[BEGIN INFORMATION SHOWN]

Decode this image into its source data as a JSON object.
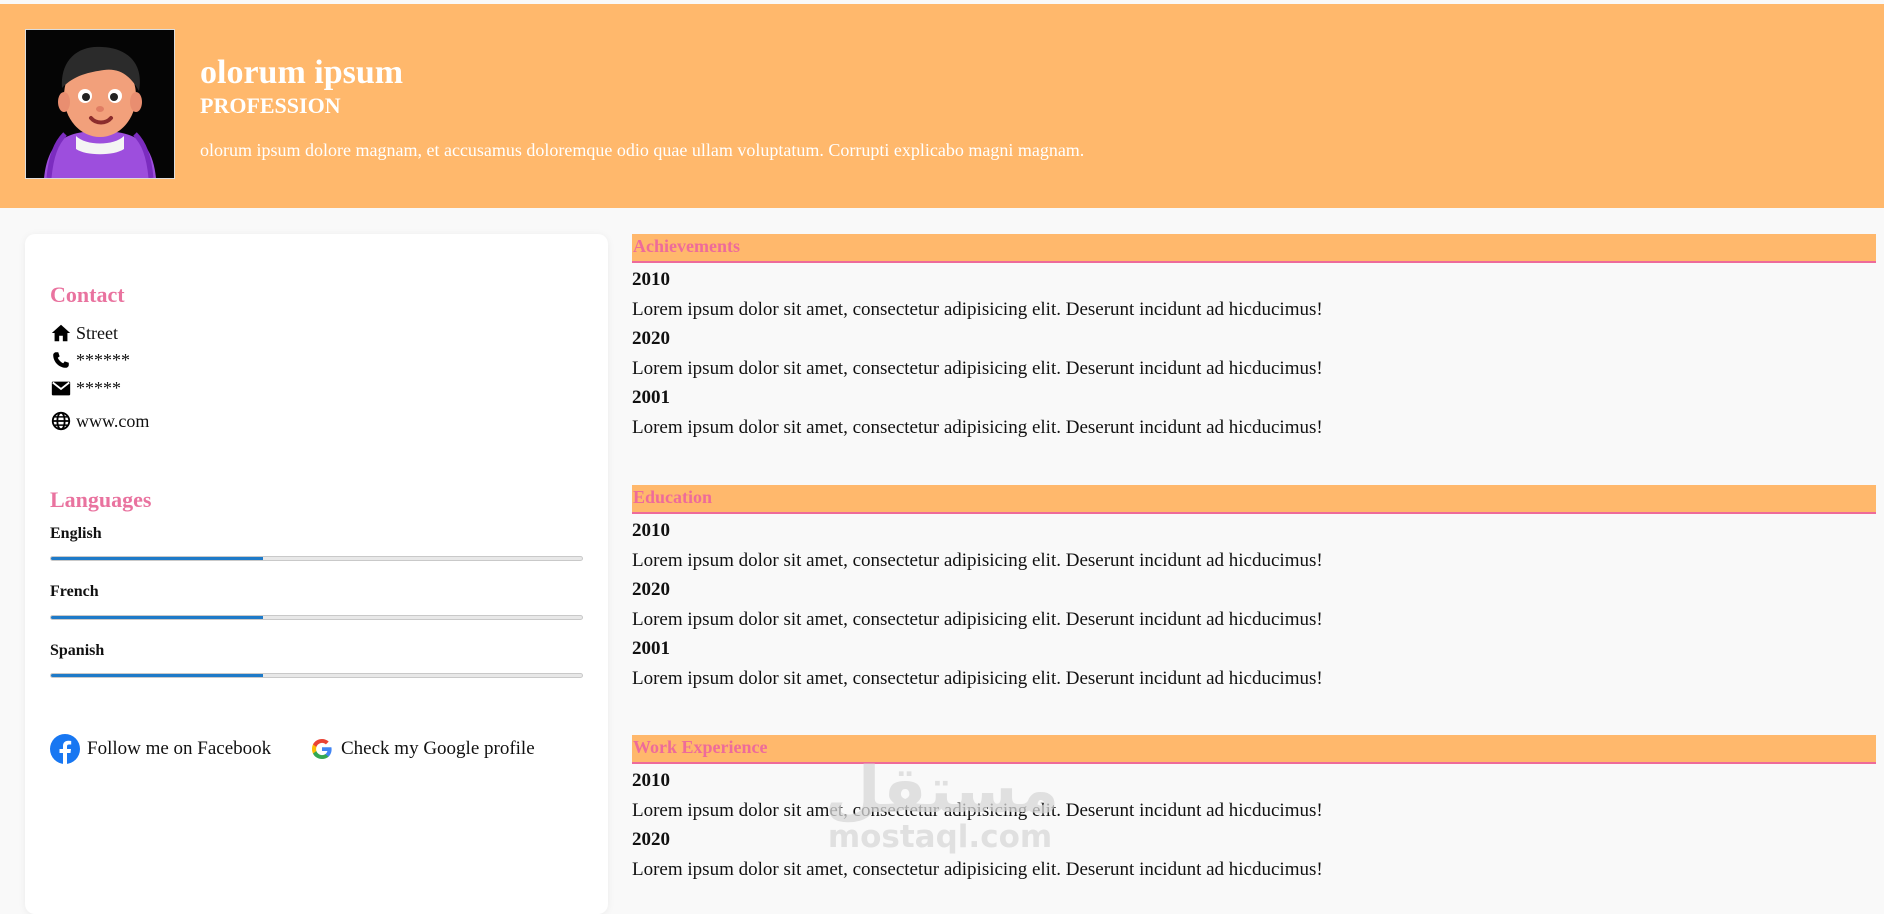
{
  "header": {
    "name": "olorum ipsum",
    "profession": "PROFESSION",
    "summary": "olorum ipsum dolore magnam, et accusamus doloremque odio quae ullam voluptatum. Corrupti explicabo magni magnam."
  },
  "sidebar": {
    "contact_title": "Contact",
    "contact": [
      {
        "icon": "home-icon",
        "text": "Street"
      },
      {
        "icon": "phone-icon",
        "text": "******"
      },
      {
        "icon": "envelope-icon",
        "text": "*****"
      },
      {
        "icon": "globe-icon",
        "text": "www.com"
      }
    ],
    "languages_title": "Languages",
    "languages": [
      {
        "name": "English",
        "level": 0.4
      },
      {
        "name": "French",
        "level": 0.4
      },
      {
        "name": "Spanish",
        "level": 0.4
      }
    ],
    "social": [
      {
        "icon": "facebook-icon",
        "label": "Follow me on Facebook"
      },
      {
        "icon": "google-icon",
        "label": "Check my Google profile"
      }
    ]
  },
  "main": {
    "sections": [
      {
        "title": "Achievements",
        "entries": [
          {
            "year": "2010",
            "text": "Lorem ipsum dolor sit amet, consectetur adipisicing elit. Deserunt incidunt ad hicducimus!"
          },
          {
            "year": "2020",
            "text": "Lorem ipsum dolor sit amet, consectetur adipisicing elit. Deserunt incidunt ad hicducimus!"
          },
          {
            "year": "2001",
            "text": "Lorem ipsum dolor sit amet, consectetur adipisicing elit. Deserunt incidunt ad hicducimus!"
          }
        ]
      },
      {
        "title": "Education",
        "entries": [
          {
            "year": "2010",
            "text": "Lorem ipsum dolor sit amet, consectetur adipisicing elit. Deserunt incidunt ad hicducimus!"
          },
          {
            "year": "2020",
            "text": "Lorem ipsum dolor sit amet, consectetur adipisicing elit. Deserunt incidunt ad hicducimus!"
          },
          {
            "year": "2001",
            "text": "Lorem ipsum dolor sit amet, consectetur adipisicing elit. Deserunt incidunt ad hicducimus!"
          }
        ]
      },
      {
        "title": "Work Experience",
        "entries": [
          {
            "year": "2010",
            "text": "Lorem ipsum dolor sit amet, consectetur adipisicing elit. Deserunt incidunt ad hicducimus!"
          },
          {
            "year": "2020",
            "text": "Lorem ipsum dolor sit amet, consectetur adipisicing elit. Deserunt incidunt ad hicducimus!"
          }
        ]
      }
    ]
  },
  "watermark": {
    "arabic": "مستقل",
    "latin": "mostaql.com"
  },
  "colors": {
    "header_bg": "#ffb86c",
    "accent_pink": "#ee6b9a",
    "progress_blue": "#1e7ac8",
    "page_bg": "#f9f9f9"
  }
}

[END INFORMATION SHOWN]

• _DESCRIPTION OF THE TASK_
Each line that holds the word "name" is to be copied.

• _TASK OUTPUT_
    "name": "olorum ipsum",
        "name": "English",
        "name": "French",
        "name": "Spanish",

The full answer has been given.